- _TASK PROMPT_: Report all lines from the entries below in which "date" appears.
***** AVAILABLE RECORDS *****
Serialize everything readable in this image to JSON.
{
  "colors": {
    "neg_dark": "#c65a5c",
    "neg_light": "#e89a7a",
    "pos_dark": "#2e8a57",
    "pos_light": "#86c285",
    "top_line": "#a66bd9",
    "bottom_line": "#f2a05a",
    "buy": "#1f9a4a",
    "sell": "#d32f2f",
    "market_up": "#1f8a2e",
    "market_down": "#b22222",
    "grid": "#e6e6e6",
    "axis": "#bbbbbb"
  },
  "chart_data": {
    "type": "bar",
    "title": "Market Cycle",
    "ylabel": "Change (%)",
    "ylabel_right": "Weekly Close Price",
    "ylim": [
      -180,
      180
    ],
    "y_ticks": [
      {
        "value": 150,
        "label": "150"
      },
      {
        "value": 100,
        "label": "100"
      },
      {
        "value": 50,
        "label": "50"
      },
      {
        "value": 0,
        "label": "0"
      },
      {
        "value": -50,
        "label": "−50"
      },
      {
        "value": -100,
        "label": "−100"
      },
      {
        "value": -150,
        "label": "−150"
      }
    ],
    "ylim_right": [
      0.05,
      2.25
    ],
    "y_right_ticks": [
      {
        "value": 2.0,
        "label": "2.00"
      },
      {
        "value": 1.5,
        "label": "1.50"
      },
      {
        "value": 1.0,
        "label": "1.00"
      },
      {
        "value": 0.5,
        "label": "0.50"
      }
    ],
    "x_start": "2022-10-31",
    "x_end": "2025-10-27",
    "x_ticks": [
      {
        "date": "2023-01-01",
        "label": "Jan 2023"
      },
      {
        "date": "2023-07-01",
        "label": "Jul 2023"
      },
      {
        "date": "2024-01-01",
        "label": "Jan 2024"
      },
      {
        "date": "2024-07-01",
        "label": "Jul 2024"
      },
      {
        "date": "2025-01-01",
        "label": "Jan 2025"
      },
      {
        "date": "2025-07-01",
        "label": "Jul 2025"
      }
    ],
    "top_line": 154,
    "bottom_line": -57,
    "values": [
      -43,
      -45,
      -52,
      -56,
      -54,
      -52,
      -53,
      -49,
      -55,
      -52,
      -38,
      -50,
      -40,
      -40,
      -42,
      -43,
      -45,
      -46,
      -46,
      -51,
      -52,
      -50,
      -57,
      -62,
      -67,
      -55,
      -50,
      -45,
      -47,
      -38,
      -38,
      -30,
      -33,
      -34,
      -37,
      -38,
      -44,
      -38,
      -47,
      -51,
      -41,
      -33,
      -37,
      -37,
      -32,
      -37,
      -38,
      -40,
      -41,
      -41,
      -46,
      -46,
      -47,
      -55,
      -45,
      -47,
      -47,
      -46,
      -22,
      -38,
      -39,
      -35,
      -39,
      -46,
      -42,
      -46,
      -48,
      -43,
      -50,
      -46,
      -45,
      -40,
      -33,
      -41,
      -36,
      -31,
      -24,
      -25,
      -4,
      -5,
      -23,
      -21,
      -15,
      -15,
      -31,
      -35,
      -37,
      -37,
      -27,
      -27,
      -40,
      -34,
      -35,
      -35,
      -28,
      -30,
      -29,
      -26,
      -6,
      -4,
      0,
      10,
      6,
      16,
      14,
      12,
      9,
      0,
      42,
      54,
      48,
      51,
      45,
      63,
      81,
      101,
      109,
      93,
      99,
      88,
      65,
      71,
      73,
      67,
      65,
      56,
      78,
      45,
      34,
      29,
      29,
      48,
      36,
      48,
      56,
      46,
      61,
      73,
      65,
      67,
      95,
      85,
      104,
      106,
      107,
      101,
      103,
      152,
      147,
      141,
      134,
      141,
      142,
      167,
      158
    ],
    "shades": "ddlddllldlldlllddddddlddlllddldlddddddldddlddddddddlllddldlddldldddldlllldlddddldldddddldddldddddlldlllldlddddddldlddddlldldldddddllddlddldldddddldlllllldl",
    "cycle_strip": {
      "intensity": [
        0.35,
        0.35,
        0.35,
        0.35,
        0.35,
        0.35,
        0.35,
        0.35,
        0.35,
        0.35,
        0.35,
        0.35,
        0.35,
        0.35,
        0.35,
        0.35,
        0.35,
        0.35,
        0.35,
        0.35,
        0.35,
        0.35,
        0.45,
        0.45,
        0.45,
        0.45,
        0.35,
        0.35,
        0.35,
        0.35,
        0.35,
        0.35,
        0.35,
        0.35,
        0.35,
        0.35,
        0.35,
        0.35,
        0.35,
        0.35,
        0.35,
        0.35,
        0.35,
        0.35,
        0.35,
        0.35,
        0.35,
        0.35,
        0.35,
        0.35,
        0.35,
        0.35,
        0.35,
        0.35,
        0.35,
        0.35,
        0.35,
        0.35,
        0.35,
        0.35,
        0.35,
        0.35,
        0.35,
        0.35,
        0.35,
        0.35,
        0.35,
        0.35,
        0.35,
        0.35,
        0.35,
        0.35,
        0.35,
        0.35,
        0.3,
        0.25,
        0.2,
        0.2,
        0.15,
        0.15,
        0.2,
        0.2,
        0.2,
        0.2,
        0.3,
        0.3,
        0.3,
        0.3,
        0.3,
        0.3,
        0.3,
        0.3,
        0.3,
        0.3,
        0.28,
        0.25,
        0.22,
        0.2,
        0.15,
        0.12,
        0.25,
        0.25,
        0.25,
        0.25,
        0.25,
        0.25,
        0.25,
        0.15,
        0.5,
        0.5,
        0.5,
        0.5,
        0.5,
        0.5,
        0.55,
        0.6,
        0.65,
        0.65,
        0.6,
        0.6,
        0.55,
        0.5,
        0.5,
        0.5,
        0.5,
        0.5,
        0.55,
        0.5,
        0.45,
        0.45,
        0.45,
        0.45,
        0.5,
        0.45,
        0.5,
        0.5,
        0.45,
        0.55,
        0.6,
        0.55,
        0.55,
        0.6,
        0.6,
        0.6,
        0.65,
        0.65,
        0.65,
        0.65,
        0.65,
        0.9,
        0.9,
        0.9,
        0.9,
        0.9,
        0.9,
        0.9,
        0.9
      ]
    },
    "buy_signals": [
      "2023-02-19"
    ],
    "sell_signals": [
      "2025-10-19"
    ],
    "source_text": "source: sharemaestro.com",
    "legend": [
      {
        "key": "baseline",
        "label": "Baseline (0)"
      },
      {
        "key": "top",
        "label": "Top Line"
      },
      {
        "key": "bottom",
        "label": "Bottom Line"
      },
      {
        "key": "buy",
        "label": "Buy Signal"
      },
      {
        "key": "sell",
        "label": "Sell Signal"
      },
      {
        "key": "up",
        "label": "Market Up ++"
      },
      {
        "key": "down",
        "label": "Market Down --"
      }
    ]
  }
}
*****
- _ANSWER TO THE PROBLEM_:
        "date": "2023-01-01",
        "date": "2023-07-01",
        "date": "2024-01-01",
        "date": "2024-07-01",
        "date": "2025-01-01",
        "date": "2025-07-01",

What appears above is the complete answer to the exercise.